==== Dataset records ====
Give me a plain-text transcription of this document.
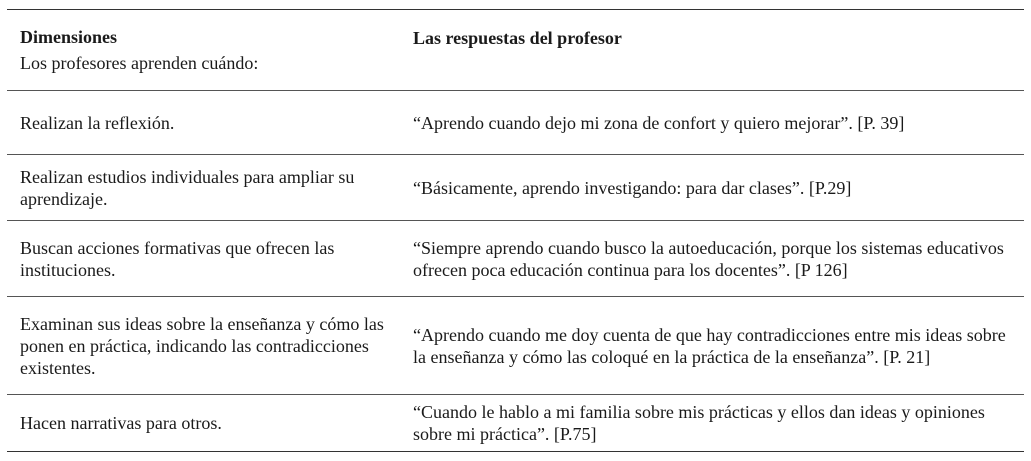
Dimensiones
Los profesores aprenden cuándo:	Las respuestas del profesor
Realizan la reflexión.	“Aprendo cuando dejo mi zona de confort y quiero mejorar”. [P. 39]
Realizan estudios individuales para ampliar su aprendizaje.	“Básicamente, aprendo investigando: para dar clases”. [P.29]
Buscan acciones formativas que ofrecen las instituciones.	“Siempre aprendo cuando busco la autoeducación, porque los sistemas educativos ofrecen poca educación continua para los docentes”. [P 126]
Examinan sus ideas sobre la enseñanza y cómo las ponen en práctica, indicando las contradicciones existentes.	“Aprendo cuando me doy cuenta de que hay contradicciones entre mis ideas sobre la enseñanza y cómo las coloqué en la práctica de la enseñanza”. [P. 21]
Hacen narrativas para otros.	“Cuando le hablo a mi familia sobre mis prácticas y ellos dan ideas y opiniones sobre mi práctica”. [P.75]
====
_Problem:_ Each line above that holds the string "ideas" should be copied and shown.

_Written answer:_
Examinan sus ideas sobre la enseñanza y cómo las ponen en práctica, indicando las contradicciones existentes.	“Aprendo cuando me doy cuenta de que hay contradicciones entre mis ideas sobre la enseñanza y cómo las coloqué en la práctica de la enseñanza”. [P. 21]
Hacen narrativas para otros.	“Cuando le hablo a mi familia sobre mis prácticas y ellos dan ideas y opiniones sobre mi práctica”. [P.75]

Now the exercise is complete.